*EXERCISE DIRECTIONS:* Every line of the listing must be reproduced as it stands. Leave the images behind.

[begin INPUT RECORDS]

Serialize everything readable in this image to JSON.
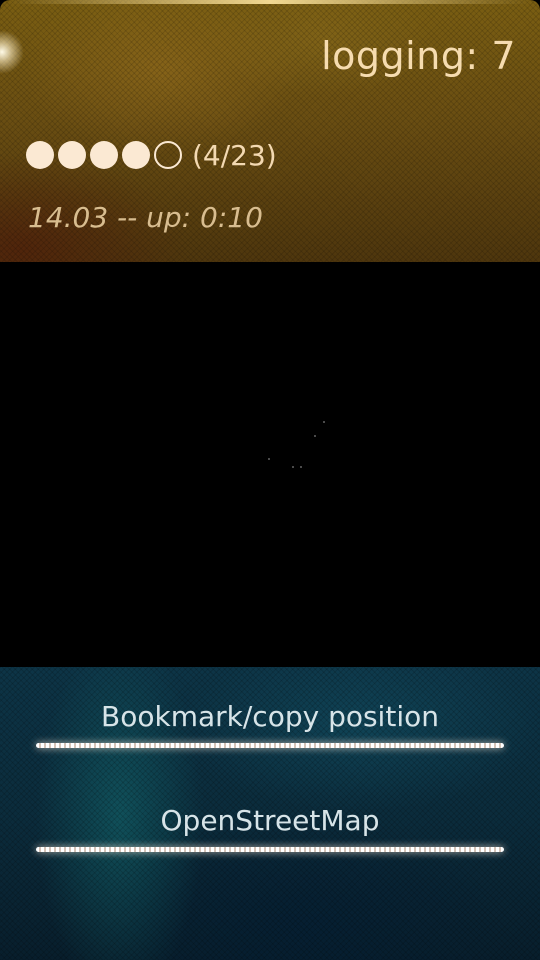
{
  "header": {
    "logging_label": "logging: 7",
    "satellites": {
      "dots": [
        {
          "state": "filled"
        },
        {
          "state": "filled"
        },
        {
          "state": "filled"
        },
        {
          "state": "filled"
        },
        {
          "state": "empty"
        }
      ],
      "count_text": "(4/23)"
    },
    "uptime_label": "14.03 -- up: 0:10"
  },
  "actions": {
    "bookmark_label": "Bookmark/copy position",
    "osm_label": "OpenStreetMap"
  },
  "colors": {
    "header_accent": "#f6dcb0",
    "footer_accent": "#0d3446"
  }
}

[end INPUT RECORDS]

*WRITTEN REPLY:*
Serialize everything readable in this image to JSON.
{
  "header": {
    "logging_label": "logging: 7",
    "satellites": {
      "dots": [
        {
          "state": "filled"
        },
        {
          "state": "filled"
        },
        {
          "state": "filled"
        },
        {
          "state": "filled"
        },
        {
          "state": "empty"
        }
      ],
      "count_text": "(4/23)"
    },
    "uptime_label": "14.03 -- up: 0:10"
  },
  "actions": {
    "bookmark_label": "Bookmark/copy position",
    "osm_label": "OpenStreetMap"
  },
  "colors": {
    "header_accent": "#f6dcb0",
    "footer_accent": "#0d3446"
  }
}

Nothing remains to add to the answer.